* _Explore the material_
1 > Using the weekly commentary on Biden and the global debt crisis, decide whether each statement agrees with it: (a) U.S. government debt has been outstanding since the early 1860s; (b) the Economic Democracy Act would create full employment within one to two years; (c) under the "Great Reset" described, people would still own the clothes they wear. Answer yes or no for each and quote the deciding words.
2 > In the weekly commentary on Biden and the global debt crisis, within how many years would passing the Economic Democracy Act eliminate all government debt?
3 > Extend the weekly commentary on Biden and the global debt crisis with the next few sentences after its final one.

Some interesting developments have happened this week, some of which make the so-called “new normal” sound an awful lot like the old normal (or, from the Just Third Way point of view, the old abnormal). Be that as it may, it remains the case that things are not as bad as they seem (nor are they worse), and people will realize this as soon as they recognize the potential of the Just Third Way of Economic Personalism to bring about effective, just change:
• A Continuing Challenge to Biden. As we mentioned last week, in our opinion, if Joe Biden is serious about wanting to unify the country, he needs to do at least two things. One, given that — in our opinion — economics is at the bottom of a lot of what is dividing society, Biden should open up effective economic opportunity for all by getting behind the passage of the Economic Democracy Act. We think that this would create traditional “full employment” within five to fifteen years, and eliminate all government debt within sixty or seventy years . . . and remember, that debt in the U.S. has been outstanding and growing since the early 1860s to pay for the Civil War. We got rid of chattel slavery. We can get rid of debt slavery. Two, drop all public funding of and support for abortion. It is probably the single most divisive issue in America, and those opposed to having their tax money used to fund it have a very strong case. Why should they pay for something they find morally repugnant? After all, opponents of government aid to private schools have been making a similar (if extremely flimsy) case for well over a century, so what you have is a very strange situation. Money is taken from people to pay for education, which is legally mandated, and then not used to educate their children, while at the same time money is taken from people and used to pay for something to which they are opposed and is presumed to be purely voluntary. Where is the fairness in that?
• Global Debt Crisis. There has been increasing concern expressed about the global debt crisis as a result of the pandemic. It seems that countries have been running up massive amounts of debt at a time when borrowing capacity was already tapped out. Of course, the global debt crisis is nothing new. The pandemic has exacerbated an already horrifying situation into something that seems virtually apocalyptic. Admittedly, most of the world’s economies have spent money and depleted borrowing capacity as if tomorrow — and reckoning day — would never come. Keynes, for example, treated “money” as a special creation of the State which as it is backed by the government’s own debt is — according to Keynes — a non-repayable debt the nation owes itself. Unfortunately for this less-than-neat little theory, the bills have come due, and with a vengeance. As a result, some experts are calling for a “Great Reset” that consists of a world completely under the domination of the superrich, with nobody else owning anything, not even the clothes on their backs or the food in their mouths. Everything will be provided absolutely free. Translated into crude English, this means that everybody except the superrich and those that control them (“the New Class”) will be permanently dependent on those who hand out the free stuff . . . so don’t annoy them in any way, or you won’t get your free stuff.

* _Dataset records_
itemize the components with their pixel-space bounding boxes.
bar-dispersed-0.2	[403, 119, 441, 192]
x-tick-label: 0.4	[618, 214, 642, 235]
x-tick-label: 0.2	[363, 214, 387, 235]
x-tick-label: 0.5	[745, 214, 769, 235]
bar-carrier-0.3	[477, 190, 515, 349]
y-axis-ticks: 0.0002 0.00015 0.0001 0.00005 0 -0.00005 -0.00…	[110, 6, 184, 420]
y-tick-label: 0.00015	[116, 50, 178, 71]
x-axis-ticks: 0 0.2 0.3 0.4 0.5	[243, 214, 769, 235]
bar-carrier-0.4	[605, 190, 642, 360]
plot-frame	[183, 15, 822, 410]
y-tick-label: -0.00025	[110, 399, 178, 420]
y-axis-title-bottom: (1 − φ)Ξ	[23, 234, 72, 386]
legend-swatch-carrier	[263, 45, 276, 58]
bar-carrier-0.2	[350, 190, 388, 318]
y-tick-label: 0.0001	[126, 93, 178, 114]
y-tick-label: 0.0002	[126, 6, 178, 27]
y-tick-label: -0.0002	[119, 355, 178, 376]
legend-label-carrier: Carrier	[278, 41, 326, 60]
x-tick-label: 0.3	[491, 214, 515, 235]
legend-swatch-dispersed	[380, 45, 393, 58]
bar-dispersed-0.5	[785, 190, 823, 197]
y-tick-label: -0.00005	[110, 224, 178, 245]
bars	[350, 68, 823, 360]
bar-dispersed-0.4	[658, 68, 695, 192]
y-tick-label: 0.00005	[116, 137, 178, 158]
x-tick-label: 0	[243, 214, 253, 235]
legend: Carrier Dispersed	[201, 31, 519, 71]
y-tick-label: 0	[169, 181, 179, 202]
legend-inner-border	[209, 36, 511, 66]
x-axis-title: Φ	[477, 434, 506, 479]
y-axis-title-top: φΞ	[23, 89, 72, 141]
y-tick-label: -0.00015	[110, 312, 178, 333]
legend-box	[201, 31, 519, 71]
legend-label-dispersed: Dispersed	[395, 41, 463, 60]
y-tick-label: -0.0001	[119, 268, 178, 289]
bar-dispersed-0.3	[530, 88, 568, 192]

* _List of answers_
1 >
(a) Yes: "that debt in the U.S. has been outstanding and growing since the early 1860s to pay for the Civil War"
(b) No: "We think that this would create traditional “full employment” within five to fifteen years"
(c) No: "with nobody else owning anything, not even the clothes on their backs or the food in their mouths"

2 > Within sixty or seventy years.

3 >
• China’s Bid for Supremacy. Having become the Number Two economy in the world, the Peoples Republic of China is working hard to become Number One. Fortunately for the rest of the world, China is making the same mistakes the United States made since the New Deal. Unfortunately for the rest of the world, the United States keeps making the same mistakes it’s made since the New Deal. The three most obvious financial mistakes are 1) a reserve currency that is backed by government debt instead of hard private sector assets, 2) the fixed belief that a country needs foreign investment capital in order to finance economic growth, which comes from a) mercantilism, b) debt of foreign governments, or c) foreign investors. The obvious conclusion — that economic growth cannot be financed for any length of time by backing new money with domestic government debt — hasn’t resulted in the obvious implication that for an economy to grow, new money must be backed either with existing assets or the new capital it is financing. As a result, China is following a strategy that can only end in disaster . . . unless Just Third Way reforms are implemented somewhere in the world.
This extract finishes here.